_Exercise requirements_. In the entries below, find the lines with the word "otrzymaniu" and copy them.

══ Data to use ══

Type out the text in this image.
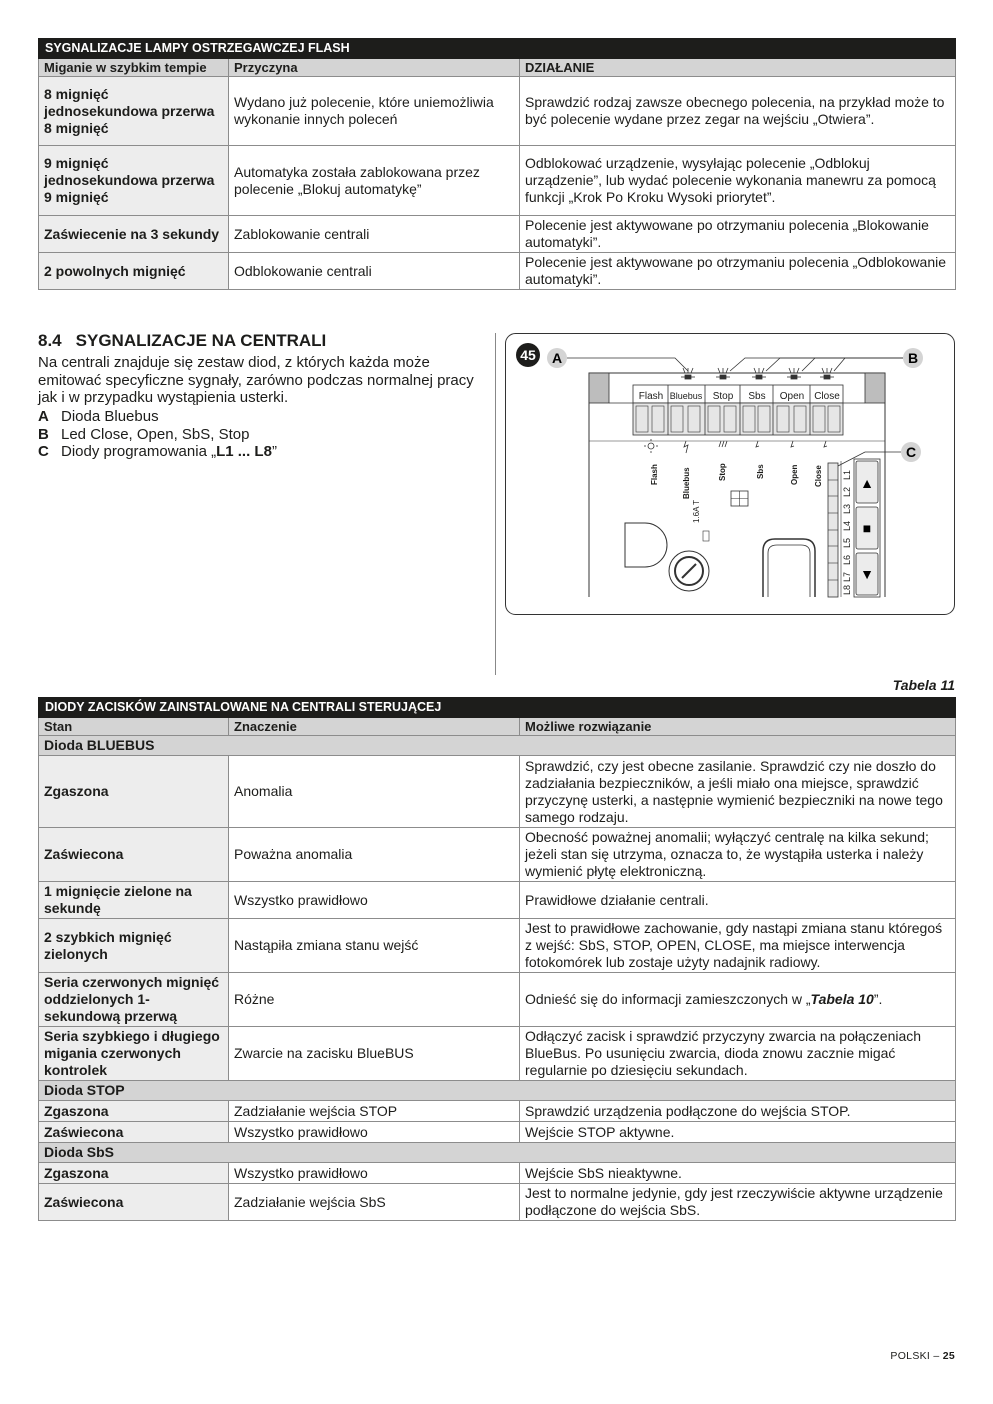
SYGNALIZACJE LAMPY OSTRZEGAWCZEJ FLASH		
Miganie w szybkim tempie	Przyczyna	DZIAŁANIE
8 mignięć jednosekundowa przerwa 8 mignięć	Wydano już polecenie, które uniemożliwia wykonanie innych poleceń	Sprawdzić rodzaj zawsze obecnego polecenia, na przykład może to być polecenie wydane przez zegar na wejściu „Otwiera”.
9 mignięć jednosekundowa przerwa 9 mignięć	Automatyka została zablokowana przez polecenie „Blokuj automatykę”	Odblokować urządzenie, wysyłając polecenie „Odblokuj urządzenie”, lub wydać polecenie wykonania manewru za pomocą funkcji „Krok Po Kroku Wysoki priorytet”.
Zaświecenie na 3 sekundy	Zablokowanie centrali	Polecenie jest aktywowane po otrzymaniu polecenia „Blokowanie automatyki”.
2 powolnych mignięć	Odblokowanie centrali	Polecenie jest aktywowane po otrzymaniu polecenia „Odblokowanie automatyki”.
8.4 SYGNALIZACJE NA CENTRALI

Na centrali znajduje się zestaw diod, z których każda może emitować specyficzne sygnały, zarówno podczas normalnej pracy jak i w przypadku wystąpienia usterki.

A Dioda Bluebus
B Led Close, Open, SbS, Stop
C Diody programowania „L1 ... L8”
45 A	B
C
Flash Bluebus Stop Sbs Open Close
Flash	Bluebus	Stop	Sbs	Open Close
1.6A T
L1
L2
L3
L4
L5
L6
L7
L8
▲
■
▼
Tabela 11
DIODY ZACISKÓW ZAINSTALOWANE NA CENTRALI STERUJĄCEJ		
Stan	Znaczenie	Możliwe rozwiązanie
Dioda BLUEBUS		
Zgaszona	Anomalia	Sprawdzić, czy jest obecne zasilanie. Sprawdzić czy nie doszło do zadziałania bezpieczników, a jeśli miało ona miejsce, sprawdzić przyczynę usterki, a następnie wymienić bezpieczniki na nowe tego samego rodzaju.
Zaświecona	Poważna anomalia	Obecność poważnej anomalii; wyłączyć centralę na kilka sekund; jeżeli stan się utrzyma, oznacza to, że wystąpiła usterka i należy wymienić płytę elektroniczną.
1 mignięcie zielone na sekundę	Wszystko prawidłowo	Prawidłowe działanie centrali.
2 szybkich mignięć zielonych	Nastąpiła zmiana stanu wejść	Jest to prawidłowe zachowanie, gdy nastąpi zmiana stanu któregoś z wejść: SbS, STOP, OPEN, CLOSE, ma miejsce interwencja fotokomórek lub zostaje użyty nadajnik radiowy.
Seria czerwonych mignięć oddzielonych 1-sekundową przerwą	Różne	Odnieść się do informacji zamieszczonych w „Tabela 10”.
Seria szybkiego i długiego migania czerwonych kontrolek	Zwarcie na zacisku BlueBUS	Odłączyć zacisk i sprawdzić przyczyny zwarcia na połączeniach BlueBus. Po usunięciu zwarcia, dioda znowu zacznie migać regularnie po dziesięciu sekundach.
Dioda STOP		
Zgaszona	Zadziałanie wejścia STOP	Sprawdzić urządzenia podłączone do wejścia STOP.
Zaświecona	Wszystko prawidłowo	Wejście STOP aktywne.
Dioda SbS		
Zgaszona	Wszystko prawidłowo	Wejście SbS nieaktywne.
Zaświecona	Zadziałanie wejścia SbS	Jest to normalne jedynie, gdy jest rzeczywiście aktywne urządzenie podłączone do wejścia SbS.
POLSKI – 25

═══

_Response to the task_.
Zaświecenie na 3 sekundy	Zablokowanie centrali	Polecenie jest aktywowane po otrzymaniu polecenia „Blokowanie automatyki”.
2 powolnych mignięć	Odblokowanie centrali	Polecenie jest aktywowane po otrzymaniu polecenia „Odblokowanie automatyki”.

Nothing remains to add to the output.